▶ [Given task]
Your task is to repeat the entries exactly. Leave the pictures out.

********************

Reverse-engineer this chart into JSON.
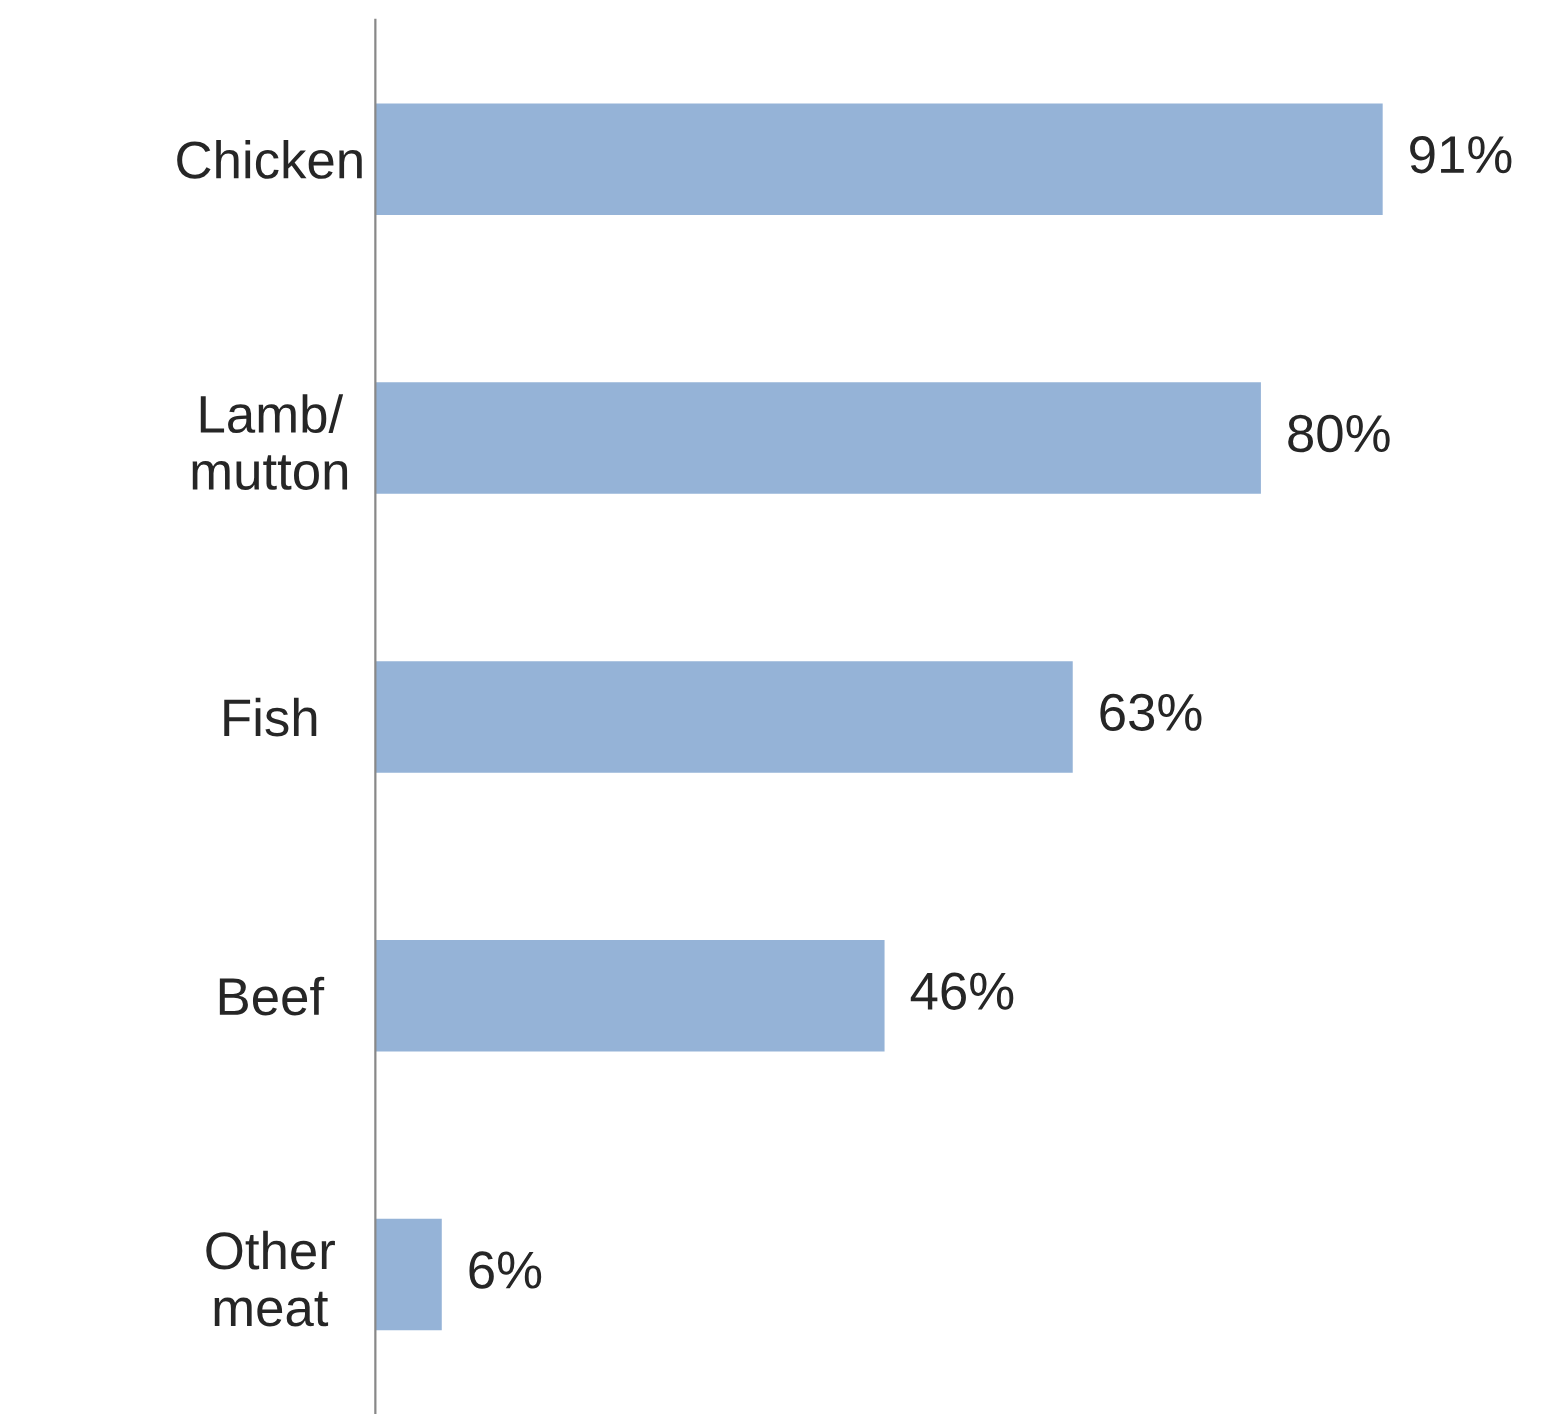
{
  "chart_data": {
    "type": "bar",
    "orientation": "horizontal",
    "categories": [
      "Chicken",
      "Lamb/\nmutton",
      "Fish",
      "Beef",
      "Other\nmeat"
    ],
    "values": [
      91,
      80,
      63,
      46,
      6
    ],
    "value_labels": [
      "91%",
      "80%",
      "63%",
      "46%",
      "6%"
    ],
    "color": "#95b3d7",
    "grid": false,
    "legend": false
  }
}
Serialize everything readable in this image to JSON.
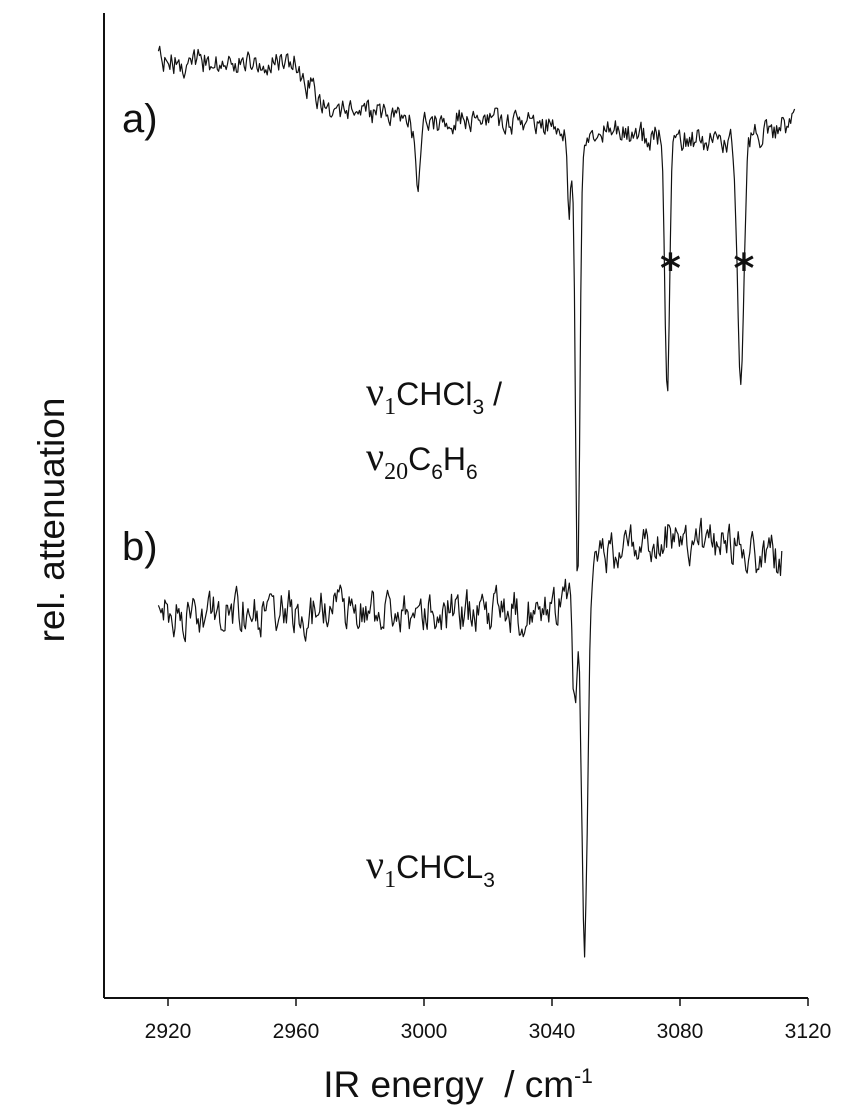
{
  "chart_data": {
    "type": "line",
    "xlabel": "IR energy  / cm",
    "xlabel_sup": "-1",
    "ylabel": "rel. attenuation",
    "xlim": [
      2900,
      3120
    ],
    "xticks": [
      2920,
      2960,
      3000,
      3040,
      3080,
      3120
    ],
    "grid": false,
    "legend": "none",
    "panels": [
      {
        "label": "a)",
        "x_range": [
          2917,
          3116
        ],
        "baseline": [
          [
            2917,
            0.05
          ],
          [
            2960,
            0.05
          ],
          [
            2962,
            0.1
          ],
          [
            2970,
            0.18
          ],
          [
            2990,
            0.22
          ],
          [
            3020,
            0.22
          ],
          [
            3050,
            0.25
          ],
          [
            3080,
            0.28
          ],
          [
            3100,
            0.28
          ],
          [
            3116,
            0.22
          ]
        ],
        "noise": 0.06,
        "peaks": [
          {
            "x": 2998,
            "depth": 0.18,
            "width": 1.2
          },
          {
            "x": 3045.3,
            "depth": 0.25,
            "width": 0.8
          },
          {
            "x": 3048,
            "depth": 1.35,
            "width": 1.0
          },
          {
            "x": 3076,
            "depth": 0.75,
            "width": 1.0
          },
          {
            "x": 3099,
            "depth": 0.7,
            "width": 1.4
          }
        ],
        "stars": [
          3077,
          3100
        ],
        "annotation": {
          "prefix": "ν",
          "sub1": "1",
          "mid": "CHCl",
          "sub2": "3",
          "suffix": " /",
          "line2_prefix": "ν",
          "line2_sub": "20",
          "line2_mid": "C",
          "line2_sub2": "6",
          "line2_mid2": "H",
          "line2_sub3": "6"
        }
      },
      {
        "label": "b)",
        "x_range": [
          2917,
          3112
        ],
        "baseline": [
          [
            2917,
            0.0
          ],
          [
            3040,
            0.0
          ],
          [
            3060,
            -0.18
          ],
          [
            3080,
            -0.22
          ],
          [
            3112,
            -0.15
          ]
        ],
        "noise": 0.1,
        "peaks": [
          {
            "x": 3050.2,
            "depth": 1.05,
            "width": 1.4
          },
          {
            "x": 3047,
            "depth": 0.35,
            "width": 1.0
          }
        ],
        "annotation": {
          "prefix": "ν",
          "sub1": "1",
          "mid": "CHCL",
          "sub2": "3"
        }
      }
    ]
  }
}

********************

▶ [Task solution]
Reverse-engineer this chart into JSON.
{
  "chart_data": {
    "type": "bar",
    "orientation": "horizontal",
    "categories": [
      "Chicken",
      "Lamb/\nmutton",
      "Fish",
      "Beef",
      "Other\nmeat"
    ],
    "values": [
      91,
      80,
      63,
      46,
      6
    ],
    "value_labels": [
      "91%",
      "80%",
      "63%",
      "46%",
      "6%"
    ],
    "color": "#95b3d7",
    "grid": false,
    "legend": false
  }
}
Serialize everything readable in this image to JSON.
{
  "chart_data": {
    "type": "line",
    "xlabel": "IR energy  / cm",
    "xlabel_sup": "-1",
    "ylabel": "rel. attenuation",
    "xlim": [
      2900,
      3120
    ],
    "xticks": [
      2920,
      2960,
      3000,
      3040,
      3080,
      3120
    ],
    "grid": false,
    "legend": "none",
    "panels": [
      {
        "label": "a)",
        "x_range": [
          2917,
          3116
        ],
        "baseline": [
          [
            2917,
            0.05
          ],
          [
            2960,
            0.05
          ],
          [
            2962,
            0.1
          ],
          [
            2970,
            0.18
          ],
          [
            2990,
            0.22
          ],
          [
            3020,
            0.22
          ],
          [
            3050,
            0.25
          ],
          [
            3080,
            0.28
          ],
          [
            3100,
            0.28
          ],
          [
            3116,
            0.22
          ]
        ],
        "noise": 0.06,
        "peaks": [
          {
            "x": 2998,
            "depth": 0.18,
            "width": 1.2
          },
          {
            "x": 3045.3,
            "depth": 0.25,
            "width": 0.8
          },
          {
            "x": 3048,
            "depth": 1.35,
            "width": 1.0
          },
          {
            "x": 3076,
            "depth": 0.75,
            "width": 1.0
          },
          {
            "x": 3099,
            "depth": 0.7,
            "width": 1.4
          }
        ],
        "stars": [
          3077,
          3100
        ],
        "annotation": {
          "prefix": "ν",
          "sub1": "1",
          "mid": "CHCl",
          "sub2": "3",
          "suffix": " /",
          "line2_prefix": "ν",
          "line2_sub": "20",
          "line2_mid": "C",
          "line2_sub2": "6",
          "line2_mid2": "H",
          "line2_sub3": "6"
        }
      },
      {
        "label": "b)",
        "x_range": [
          2917,
          3112
        ],
        "baseline": [
          [
            2917,
            0.0
          ],
          [
            3040,
            0.0
          ],
          [
            3060,
            -0.18
          ],
          [
            3080,
            -0.22
          ],
          [
            3112,
            -0.15
          ]
        ],
        "noise": 0.1,
        "peaks": [
          {
            "x": 3050.2,
            "depth": 1.05,
            "width": 1.4
          },
          {
            "x": 3047,
            "depth": 0.35,
            "width": 1.0
          }
        ],
        "annotation": {
          "prefix": "ν",
          "sub1": "1",
          "mid": "CHCL",
          "sub2": "3"
        }
      }
    ]
  }
}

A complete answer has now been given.